| INSTRUCTIONS TO FOLLOW |
Single out the lines that include the word "части". Copy them.

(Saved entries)
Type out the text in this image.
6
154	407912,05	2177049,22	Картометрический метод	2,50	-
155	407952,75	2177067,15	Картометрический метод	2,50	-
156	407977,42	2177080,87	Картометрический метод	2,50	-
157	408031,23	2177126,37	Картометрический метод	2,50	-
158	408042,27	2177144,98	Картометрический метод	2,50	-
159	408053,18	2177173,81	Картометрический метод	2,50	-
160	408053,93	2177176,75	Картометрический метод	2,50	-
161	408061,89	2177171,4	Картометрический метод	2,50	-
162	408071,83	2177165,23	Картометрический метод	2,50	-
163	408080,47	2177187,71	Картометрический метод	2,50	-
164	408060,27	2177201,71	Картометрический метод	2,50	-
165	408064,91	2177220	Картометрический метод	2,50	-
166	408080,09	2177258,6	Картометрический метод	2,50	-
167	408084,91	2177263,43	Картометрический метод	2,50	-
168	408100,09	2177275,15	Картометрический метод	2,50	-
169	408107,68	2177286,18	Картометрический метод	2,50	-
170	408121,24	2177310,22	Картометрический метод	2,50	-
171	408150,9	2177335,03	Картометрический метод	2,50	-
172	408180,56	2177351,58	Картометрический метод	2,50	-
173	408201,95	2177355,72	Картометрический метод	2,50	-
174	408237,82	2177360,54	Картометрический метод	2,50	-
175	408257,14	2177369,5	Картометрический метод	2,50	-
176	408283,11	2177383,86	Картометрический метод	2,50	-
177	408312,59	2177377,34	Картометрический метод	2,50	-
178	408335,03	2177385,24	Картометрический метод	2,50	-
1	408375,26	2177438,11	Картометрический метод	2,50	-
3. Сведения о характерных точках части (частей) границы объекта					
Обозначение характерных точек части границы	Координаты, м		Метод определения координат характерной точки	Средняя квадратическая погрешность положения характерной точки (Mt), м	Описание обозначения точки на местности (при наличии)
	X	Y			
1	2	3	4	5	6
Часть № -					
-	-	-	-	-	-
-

| SOLUTION |
3. Сведения о характерных точках части (частей) границы объекта					
Обозначение характерных точек части границы	Координаты, м		Метод определения координат характерной точки	Средняя квадратическая погрешность положения характерной точки (Mt), м	Описание обозначения точки на местности (при наличии)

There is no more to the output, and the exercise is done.